## [SET TASK]
State the number of lines in the material below that have "label" in them, without any other text.

## [PROVIDED RECORDS]

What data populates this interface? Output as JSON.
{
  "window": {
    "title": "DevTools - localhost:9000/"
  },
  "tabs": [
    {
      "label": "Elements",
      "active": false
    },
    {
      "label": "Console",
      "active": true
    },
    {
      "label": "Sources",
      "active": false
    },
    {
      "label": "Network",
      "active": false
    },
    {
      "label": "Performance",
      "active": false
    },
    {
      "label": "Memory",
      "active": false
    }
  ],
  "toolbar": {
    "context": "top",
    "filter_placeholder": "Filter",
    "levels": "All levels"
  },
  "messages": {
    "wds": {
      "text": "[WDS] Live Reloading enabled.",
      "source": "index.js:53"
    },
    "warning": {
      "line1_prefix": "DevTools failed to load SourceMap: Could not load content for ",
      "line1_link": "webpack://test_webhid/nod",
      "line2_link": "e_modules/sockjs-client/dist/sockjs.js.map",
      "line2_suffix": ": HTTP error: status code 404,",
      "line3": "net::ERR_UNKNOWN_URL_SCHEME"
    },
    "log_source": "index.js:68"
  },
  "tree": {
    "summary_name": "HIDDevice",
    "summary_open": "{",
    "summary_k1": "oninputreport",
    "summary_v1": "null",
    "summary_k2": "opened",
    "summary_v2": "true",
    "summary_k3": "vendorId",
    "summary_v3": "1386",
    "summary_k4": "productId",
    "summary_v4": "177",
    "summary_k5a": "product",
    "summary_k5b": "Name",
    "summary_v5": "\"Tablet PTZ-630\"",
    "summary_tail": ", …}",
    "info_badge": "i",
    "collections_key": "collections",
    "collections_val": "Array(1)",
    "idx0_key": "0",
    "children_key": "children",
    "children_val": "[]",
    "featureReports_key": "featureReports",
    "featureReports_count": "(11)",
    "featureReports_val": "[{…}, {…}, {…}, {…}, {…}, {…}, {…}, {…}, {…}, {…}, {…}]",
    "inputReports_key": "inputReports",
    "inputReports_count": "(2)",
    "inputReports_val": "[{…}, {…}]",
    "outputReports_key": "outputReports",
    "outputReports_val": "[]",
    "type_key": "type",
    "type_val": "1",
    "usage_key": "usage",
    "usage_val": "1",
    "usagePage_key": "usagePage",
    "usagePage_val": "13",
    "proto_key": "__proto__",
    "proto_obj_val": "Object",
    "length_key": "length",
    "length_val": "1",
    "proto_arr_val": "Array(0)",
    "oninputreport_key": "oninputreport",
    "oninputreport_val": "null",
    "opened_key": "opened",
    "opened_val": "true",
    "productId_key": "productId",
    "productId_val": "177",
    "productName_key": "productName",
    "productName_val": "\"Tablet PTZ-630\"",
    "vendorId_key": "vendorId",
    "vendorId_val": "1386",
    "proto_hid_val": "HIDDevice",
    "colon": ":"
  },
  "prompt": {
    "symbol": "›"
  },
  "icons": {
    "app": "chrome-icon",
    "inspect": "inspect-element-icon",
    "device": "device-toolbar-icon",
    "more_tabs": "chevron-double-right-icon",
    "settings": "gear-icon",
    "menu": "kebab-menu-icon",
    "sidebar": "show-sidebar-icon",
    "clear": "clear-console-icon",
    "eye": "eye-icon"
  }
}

## [OUTPUT OF THE TASK]
6